* **Exercise prompt**
Pull out every line below holding the word "Media".

--- Begin Records for this exercise ---

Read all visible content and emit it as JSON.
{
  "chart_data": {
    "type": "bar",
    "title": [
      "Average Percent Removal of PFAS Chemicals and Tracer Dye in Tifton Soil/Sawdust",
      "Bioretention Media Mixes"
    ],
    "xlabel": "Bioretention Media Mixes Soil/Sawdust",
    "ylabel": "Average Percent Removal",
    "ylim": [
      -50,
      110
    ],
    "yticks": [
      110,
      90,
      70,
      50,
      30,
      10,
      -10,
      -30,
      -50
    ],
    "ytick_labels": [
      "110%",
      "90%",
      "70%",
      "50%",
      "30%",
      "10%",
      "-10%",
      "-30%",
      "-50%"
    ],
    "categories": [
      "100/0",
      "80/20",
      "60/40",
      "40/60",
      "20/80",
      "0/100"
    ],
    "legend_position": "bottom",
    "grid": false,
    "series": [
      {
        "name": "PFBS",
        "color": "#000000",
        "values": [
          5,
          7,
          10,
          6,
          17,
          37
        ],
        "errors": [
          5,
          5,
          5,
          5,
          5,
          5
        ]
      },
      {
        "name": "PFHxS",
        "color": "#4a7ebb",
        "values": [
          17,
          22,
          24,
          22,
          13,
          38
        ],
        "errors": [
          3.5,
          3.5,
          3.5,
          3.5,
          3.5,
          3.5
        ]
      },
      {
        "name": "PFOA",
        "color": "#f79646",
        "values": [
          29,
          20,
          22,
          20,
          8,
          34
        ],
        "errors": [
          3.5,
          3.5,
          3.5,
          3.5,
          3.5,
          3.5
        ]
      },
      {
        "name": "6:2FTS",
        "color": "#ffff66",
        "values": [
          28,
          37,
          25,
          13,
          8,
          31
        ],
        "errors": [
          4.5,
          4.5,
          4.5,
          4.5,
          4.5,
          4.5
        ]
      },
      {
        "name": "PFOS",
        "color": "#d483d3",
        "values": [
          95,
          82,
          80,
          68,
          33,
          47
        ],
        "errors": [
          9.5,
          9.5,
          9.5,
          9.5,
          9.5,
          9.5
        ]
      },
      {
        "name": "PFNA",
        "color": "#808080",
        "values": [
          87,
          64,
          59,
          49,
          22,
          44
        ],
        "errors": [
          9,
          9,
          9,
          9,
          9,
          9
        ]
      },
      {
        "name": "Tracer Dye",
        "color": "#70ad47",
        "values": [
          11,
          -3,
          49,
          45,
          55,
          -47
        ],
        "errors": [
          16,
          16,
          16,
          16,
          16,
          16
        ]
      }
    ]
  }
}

--- End Records for this exercise ---

* **Expected answer**
      "Bioretention Media Mixes"
    "xlabel": "Bioretention Media Mixes Soil/Sawdust",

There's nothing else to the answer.